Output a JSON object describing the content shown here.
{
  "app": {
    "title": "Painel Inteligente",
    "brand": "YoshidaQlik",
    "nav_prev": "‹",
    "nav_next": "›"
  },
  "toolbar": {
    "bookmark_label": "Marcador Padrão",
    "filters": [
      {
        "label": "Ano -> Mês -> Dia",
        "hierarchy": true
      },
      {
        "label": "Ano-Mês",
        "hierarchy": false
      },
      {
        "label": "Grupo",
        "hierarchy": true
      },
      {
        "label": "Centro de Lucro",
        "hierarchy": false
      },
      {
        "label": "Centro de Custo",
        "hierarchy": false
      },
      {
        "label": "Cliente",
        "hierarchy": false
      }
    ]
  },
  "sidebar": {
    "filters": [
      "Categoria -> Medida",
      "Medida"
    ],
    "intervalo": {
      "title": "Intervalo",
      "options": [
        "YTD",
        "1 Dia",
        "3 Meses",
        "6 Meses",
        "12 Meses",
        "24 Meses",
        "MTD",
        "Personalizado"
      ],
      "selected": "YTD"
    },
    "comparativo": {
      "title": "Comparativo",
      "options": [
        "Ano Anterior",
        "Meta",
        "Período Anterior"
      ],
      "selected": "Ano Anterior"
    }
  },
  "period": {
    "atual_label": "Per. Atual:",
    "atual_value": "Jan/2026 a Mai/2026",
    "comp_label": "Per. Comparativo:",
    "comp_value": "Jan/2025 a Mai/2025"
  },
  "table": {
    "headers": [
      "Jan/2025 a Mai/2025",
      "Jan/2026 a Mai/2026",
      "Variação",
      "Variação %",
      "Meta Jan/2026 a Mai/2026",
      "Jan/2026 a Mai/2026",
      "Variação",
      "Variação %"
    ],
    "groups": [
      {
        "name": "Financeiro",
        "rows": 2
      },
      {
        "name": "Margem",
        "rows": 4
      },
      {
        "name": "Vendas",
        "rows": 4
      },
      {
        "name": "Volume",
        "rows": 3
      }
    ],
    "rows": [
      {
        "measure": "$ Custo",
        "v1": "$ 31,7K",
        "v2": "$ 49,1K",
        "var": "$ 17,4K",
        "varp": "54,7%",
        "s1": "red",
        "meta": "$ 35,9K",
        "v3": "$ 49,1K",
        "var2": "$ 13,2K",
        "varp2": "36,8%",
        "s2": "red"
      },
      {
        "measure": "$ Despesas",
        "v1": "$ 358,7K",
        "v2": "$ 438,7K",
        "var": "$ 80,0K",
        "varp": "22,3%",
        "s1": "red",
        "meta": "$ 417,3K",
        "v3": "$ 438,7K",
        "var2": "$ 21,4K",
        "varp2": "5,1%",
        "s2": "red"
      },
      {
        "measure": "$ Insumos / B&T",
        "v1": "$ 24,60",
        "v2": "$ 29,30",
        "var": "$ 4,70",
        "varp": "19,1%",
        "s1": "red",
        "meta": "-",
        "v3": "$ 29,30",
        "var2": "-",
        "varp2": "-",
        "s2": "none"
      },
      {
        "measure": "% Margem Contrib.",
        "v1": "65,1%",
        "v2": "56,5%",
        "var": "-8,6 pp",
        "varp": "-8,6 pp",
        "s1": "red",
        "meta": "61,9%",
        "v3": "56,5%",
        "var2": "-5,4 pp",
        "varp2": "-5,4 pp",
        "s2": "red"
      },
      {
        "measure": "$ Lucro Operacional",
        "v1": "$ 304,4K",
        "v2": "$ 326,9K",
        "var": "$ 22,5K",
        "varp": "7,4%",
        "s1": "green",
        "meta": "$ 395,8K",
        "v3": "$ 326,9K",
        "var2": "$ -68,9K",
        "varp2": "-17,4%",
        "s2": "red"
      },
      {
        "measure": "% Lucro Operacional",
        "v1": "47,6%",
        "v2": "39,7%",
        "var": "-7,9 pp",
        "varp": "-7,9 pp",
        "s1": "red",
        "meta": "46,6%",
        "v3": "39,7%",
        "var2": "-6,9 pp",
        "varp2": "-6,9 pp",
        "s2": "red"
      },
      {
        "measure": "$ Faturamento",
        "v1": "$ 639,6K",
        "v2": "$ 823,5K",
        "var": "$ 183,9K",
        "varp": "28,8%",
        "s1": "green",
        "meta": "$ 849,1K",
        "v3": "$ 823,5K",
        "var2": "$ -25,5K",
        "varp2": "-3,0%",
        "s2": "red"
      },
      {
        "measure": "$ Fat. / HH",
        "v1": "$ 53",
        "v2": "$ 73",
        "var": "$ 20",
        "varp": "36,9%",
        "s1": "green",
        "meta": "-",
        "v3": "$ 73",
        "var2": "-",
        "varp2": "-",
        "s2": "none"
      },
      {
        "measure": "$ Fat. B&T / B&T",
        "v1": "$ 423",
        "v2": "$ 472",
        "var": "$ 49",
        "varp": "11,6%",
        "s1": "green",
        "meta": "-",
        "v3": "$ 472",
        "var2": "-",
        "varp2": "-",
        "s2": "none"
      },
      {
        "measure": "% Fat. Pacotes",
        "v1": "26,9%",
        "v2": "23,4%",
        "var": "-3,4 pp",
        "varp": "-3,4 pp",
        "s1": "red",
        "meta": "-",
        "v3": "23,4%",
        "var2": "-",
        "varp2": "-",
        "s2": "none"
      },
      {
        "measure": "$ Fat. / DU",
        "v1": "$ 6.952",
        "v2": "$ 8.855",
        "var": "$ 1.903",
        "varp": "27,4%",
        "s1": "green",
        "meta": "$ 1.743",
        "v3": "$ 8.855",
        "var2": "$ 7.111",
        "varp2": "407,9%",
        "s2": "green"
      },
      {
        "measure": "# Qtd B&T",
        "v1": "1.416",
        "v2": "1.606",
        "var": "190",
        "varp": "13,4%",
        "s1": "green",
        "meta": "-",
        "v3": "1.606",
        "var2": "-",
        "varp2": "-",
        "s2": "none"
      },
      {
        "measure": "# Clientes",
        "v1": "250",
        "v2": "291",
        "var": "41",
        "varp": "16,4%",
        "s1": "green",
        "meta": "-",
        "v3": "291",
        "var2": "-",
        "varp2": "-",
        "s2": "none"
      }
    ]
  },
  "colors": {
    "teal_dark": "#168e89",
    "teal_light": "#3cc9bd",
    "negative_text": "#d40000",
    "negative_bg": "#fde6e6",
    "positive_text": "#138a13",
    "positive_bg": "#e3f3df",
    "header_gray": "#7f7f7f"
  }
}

=-=-=-=-=

- Short task:
Pull out each line containing the word "Operacional" and copy it.

- Response to this task:
        "measure": "$ Lucro Operacional",
        "measure": "% Lucro Operacional",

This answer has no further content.